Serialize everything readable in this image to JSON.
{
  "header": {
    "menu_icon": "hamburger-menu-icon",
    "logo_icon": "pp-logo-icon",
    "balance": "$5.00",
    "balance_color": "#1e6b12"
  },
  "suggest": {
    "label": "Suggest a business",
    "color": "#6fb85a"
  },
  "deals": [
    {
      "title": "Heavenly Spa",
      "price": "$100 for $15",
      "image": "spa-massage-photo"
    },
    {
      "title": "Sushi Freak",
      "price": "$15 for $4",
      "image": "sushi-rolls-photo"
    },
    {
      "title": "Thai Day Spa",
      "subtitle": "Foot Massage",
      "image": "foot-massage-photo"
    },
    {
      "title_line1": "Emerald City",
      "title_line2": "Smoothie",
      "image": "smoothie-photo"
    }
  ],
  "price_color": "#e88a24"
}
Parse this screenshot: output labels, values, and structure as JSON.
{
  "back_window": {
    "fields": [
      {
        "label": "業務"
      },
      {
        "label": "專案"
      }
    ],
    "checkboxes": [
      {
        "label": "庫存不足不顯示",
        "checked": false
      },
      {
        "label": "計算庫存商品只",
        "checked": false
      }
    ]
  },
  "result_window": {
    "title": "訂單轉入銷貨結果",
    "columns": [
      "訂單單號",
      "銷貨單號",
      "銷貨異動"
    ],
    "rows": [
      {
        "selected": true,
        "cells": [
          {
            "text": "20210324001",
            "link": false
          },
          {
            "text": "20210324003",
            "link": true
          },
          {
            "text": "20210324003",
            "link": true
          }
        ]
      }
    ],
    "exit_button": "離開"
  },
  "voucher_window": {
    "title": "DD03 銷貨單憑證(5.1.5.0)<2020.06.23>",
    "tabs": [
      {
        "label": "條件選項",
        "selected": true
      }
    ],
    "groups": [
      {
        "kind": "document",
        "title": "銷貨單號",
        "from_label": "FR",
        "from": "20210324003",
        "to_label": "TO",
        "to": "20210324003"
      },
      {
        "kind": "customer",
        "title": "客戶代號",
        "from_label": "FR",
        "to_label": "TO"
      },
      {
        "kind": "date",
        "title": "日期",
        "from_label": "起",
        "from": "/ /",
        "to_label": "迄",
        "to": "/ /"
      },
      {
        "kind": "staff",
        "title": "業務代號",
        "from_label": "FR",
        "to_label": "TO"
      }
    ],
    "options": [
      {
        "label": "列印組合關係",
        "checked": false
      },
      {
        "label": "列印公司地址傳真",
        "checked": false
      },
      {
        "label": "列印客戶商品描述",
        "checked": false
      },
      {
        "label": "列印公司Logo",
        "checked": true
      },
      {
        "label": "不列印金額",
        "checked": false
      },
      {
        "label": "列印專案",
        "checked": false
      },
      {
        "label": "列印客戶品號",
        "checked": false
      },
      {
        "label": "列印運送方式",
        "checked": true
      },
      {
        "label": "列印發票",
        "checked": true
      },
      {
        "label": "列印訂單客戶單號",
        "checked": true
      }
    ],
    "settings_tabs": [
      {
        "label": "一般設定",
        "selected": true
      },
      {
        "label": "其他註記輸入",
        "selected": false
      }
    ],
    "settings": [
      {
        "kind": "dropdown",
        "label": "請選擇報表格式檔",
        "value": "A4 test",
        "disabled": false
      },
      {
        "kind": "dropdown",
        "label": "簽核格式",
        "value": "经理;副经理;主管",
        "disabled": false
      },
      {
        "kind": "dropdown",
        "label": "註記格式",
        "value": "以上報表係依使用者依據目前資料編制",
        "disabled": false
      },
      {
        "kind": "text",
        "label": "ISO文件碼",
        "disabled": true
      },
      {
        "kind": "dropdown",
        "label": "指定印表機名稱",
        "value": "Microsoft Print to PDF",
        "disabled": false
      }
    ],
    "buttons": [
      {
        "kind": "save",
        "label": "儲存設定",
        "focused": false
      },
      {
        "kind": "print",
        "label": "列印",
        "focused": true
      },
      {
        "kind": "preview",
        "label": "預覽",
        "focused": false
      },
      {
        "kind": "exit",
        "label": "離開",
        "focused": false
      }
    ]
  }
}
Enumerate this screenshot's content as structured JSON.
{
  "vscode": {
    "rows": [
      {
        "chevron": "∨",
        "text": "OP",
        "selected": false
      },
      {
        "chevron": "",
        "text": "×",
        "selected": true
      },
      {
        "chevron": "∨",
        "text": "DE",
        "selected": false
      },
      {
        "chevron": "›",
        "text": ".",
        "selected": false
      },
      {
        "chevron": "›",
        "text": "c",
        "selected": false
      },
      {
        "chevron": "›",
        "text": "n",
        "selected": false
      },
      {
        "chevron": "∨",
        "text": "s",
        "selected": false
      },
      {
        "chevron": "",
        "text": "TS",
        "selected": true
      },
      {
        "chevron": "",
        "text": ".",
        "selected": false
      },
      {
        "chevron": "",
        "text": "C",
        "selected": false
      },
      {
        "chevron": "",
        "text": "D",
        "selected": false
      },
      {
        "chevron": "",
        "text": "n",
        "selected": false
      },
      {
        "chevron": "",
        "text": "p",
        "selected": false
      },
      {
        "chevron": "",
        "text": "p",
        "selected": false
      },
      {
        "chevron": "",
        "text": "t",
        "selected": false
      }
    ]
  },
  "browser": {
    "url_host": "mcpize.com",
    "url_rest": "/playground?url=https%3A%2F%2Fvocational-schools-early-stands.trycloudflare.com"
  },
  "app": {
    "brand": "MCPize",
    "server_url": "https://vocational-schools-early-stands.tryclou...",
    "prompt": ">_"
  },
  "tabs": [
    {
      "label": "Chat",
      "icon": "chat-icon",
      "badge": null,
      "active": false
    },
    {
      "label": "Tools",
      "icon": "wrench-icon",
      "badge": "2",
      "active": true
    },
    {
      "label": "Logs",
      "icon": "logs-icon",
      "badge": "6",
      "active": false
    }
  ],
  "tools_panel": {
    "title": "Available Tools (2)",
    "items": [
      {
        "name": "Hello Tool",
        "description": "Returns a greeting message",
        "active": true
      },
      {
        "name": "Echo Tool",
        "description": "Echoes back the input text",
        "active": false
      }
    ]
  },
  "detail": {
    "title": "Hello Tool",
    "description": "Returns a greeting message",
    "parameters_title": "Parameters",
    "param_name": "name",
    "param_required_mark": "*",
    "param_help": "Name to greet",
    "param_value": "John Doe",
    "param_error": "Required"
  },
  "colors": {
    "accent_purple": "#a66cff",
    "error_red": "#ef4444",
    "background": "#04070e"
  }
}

**Task prompt:** Go through the material and copy out every line with "icon" in it.

**Response for this exercise:**
    "menu_icon": "hamburger-menu-icon",
    "logo_icon": "pp-logo-icon",
      "icon": "chat-icon",
      "icon": "wrench-icon",
      "icon": "logs-icon",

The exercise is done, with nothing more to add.